▸ **Aim of the exercise**
Leave the pictures out and transcribe every record exactly.

Figure content listings
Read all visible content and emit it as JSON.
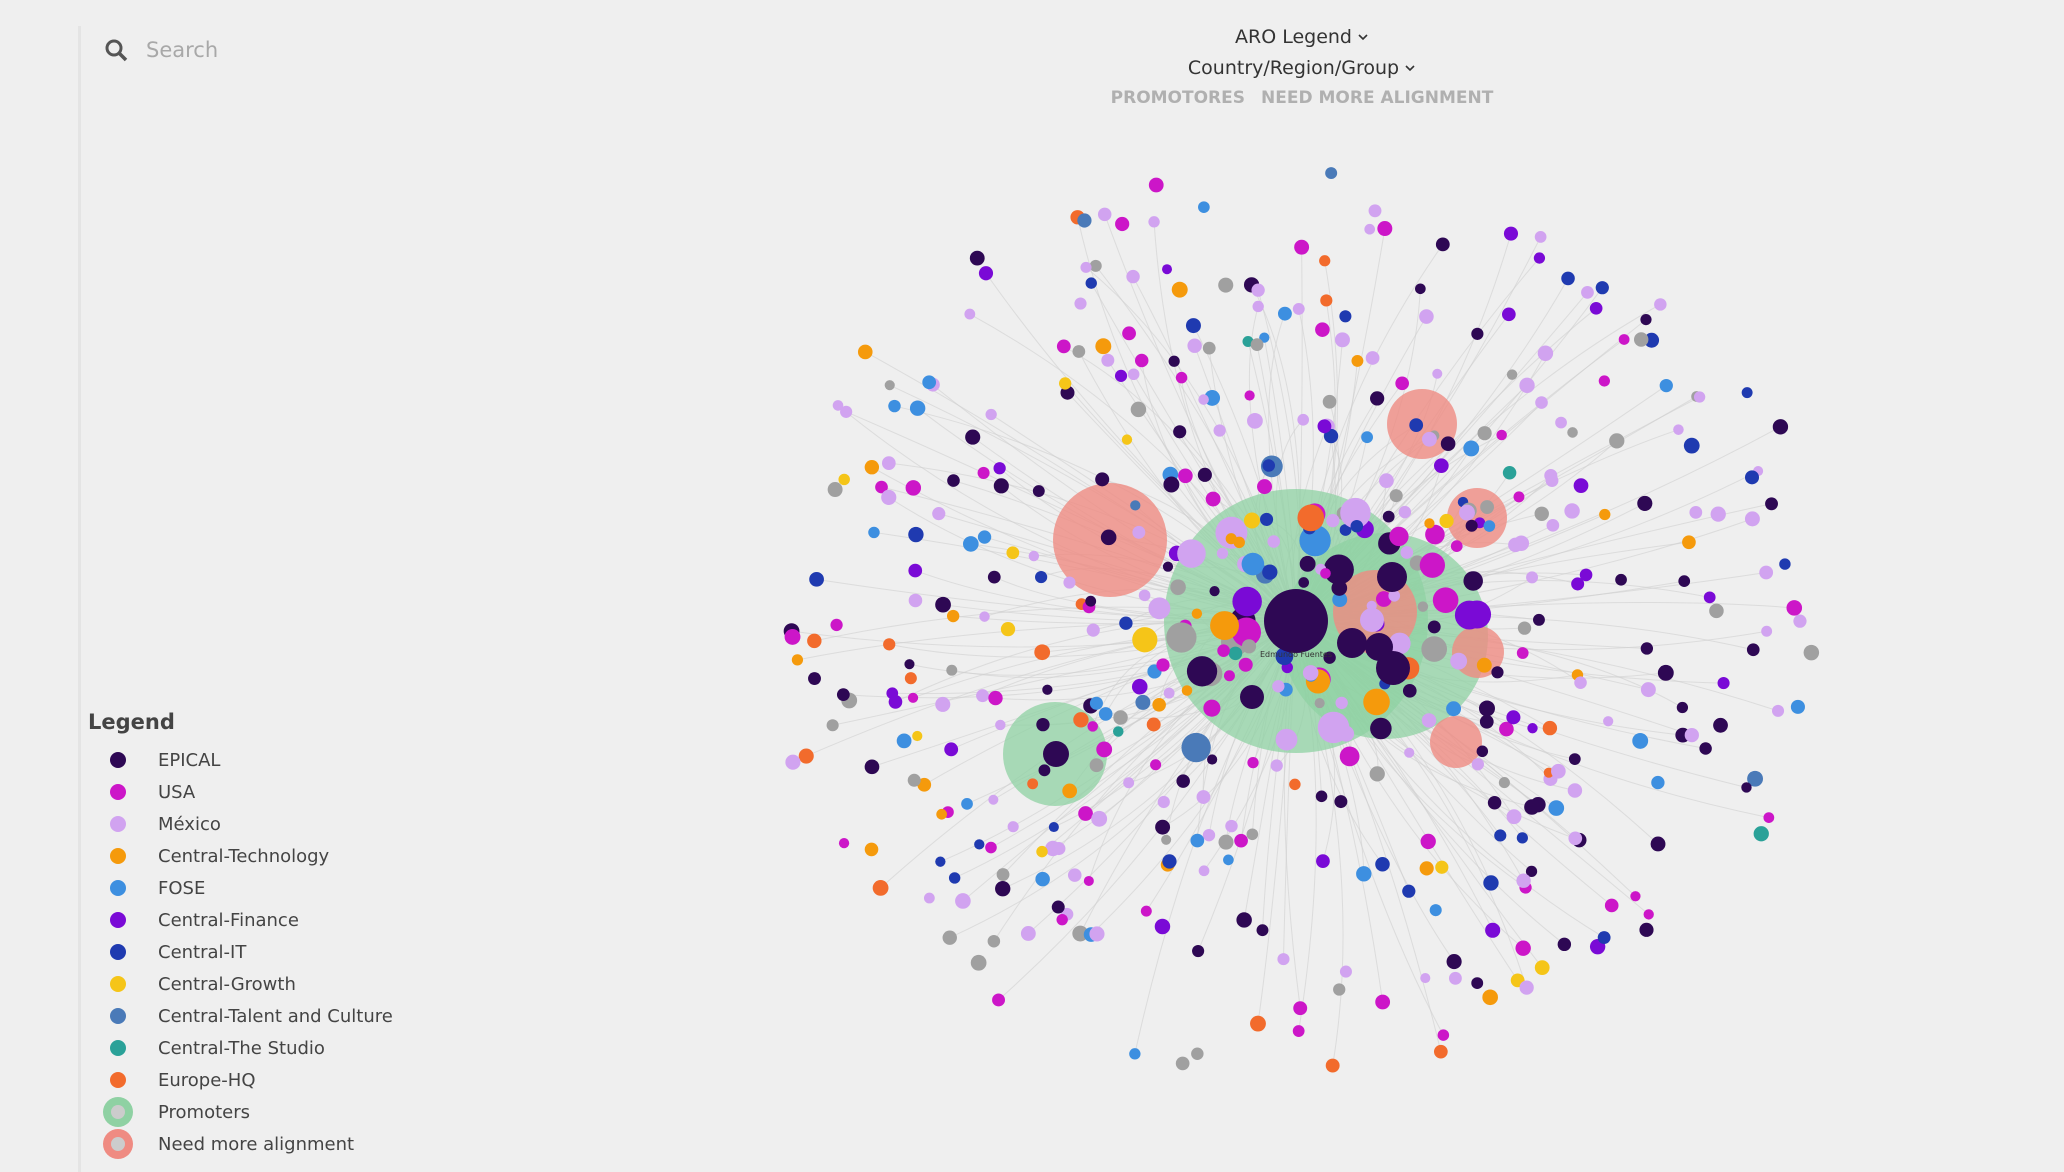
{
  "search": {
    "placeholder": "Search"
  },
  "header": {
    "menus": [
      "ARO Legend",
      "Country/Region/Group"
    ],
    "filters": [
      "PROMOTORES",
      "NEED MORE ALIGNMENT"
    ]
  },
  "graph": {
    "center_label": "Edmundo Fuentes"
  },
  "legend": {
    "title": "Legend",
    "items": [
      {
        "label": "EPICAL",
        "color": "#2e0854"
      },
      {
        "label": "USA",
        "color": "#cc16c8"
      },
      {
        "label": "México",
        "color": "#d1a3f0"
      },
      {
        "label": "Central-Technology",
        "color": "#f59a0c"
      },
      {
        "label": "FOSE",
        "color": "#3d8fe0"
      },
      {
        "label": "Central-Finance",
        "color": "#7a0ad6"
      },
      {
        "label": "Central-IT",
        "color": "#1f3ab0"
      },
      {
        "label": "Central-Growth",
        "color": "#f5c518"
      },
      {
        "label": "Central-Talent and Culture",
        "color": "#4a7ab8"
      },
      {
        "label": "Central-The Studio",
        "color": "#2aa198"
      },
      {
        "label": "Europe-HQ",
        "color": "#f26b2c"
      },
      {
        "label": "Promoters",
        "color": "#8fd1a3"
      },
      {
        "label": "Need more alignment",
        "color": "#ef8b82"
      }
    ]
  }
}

▸ **Exercise response**
Read all visible content and emit it as JSON.
{
  "search": {
    "placeholder": "Search"
  },
  "header": {
    "menus": [
      "ARO Legend",
      "Country/Region/Group"
    ],
    "filters": [
      "PROMOTORES",
      "NEED MORE ALIGNMENT"
    ]
  },
  "graph": {
    "center_label": "Edmundo Fuentes"
  },
  "legend": {
    "title": "Legend",
    "items": [
      {
        "label": "EPICAL",
        "color": "#2e0854"
      },
      {
        "label": "USA",
        "color": "#cc16c8"
      },
      {
        "label": "México",
        "color": "#d1a3f0"
      },
      {
        "label": "Central-Technology",
        "color": "#f59a0c"
      },
      {
        "label": "FOSE",
        "color": "#3d8fe0"
      },
      {
        "label": "Central-Finance",
        "color": "#7a0ad6"
      },
      {
        "label": "Central-IT",
        "color": "#1f3ab0"
      },
      {
        "label": "Central-Growth",
        "color": "#f5c518"
      },
      {
        "label": "Central-Talent and Culture",
        "color": "#4a7ab8"
      },
      {
        "label": "Central-The Studio",
        "color": "#2aa198"
      },
      {
        "label": "Europe-HQ",
        "color": "#f26b2c"
      },
      {
        "label": "Promoters",
        "color": "#8fd1a3"
      },
      {
        "label": "Need more alignment",
        "color": "#ef8b82"
      }
    ]
  }
}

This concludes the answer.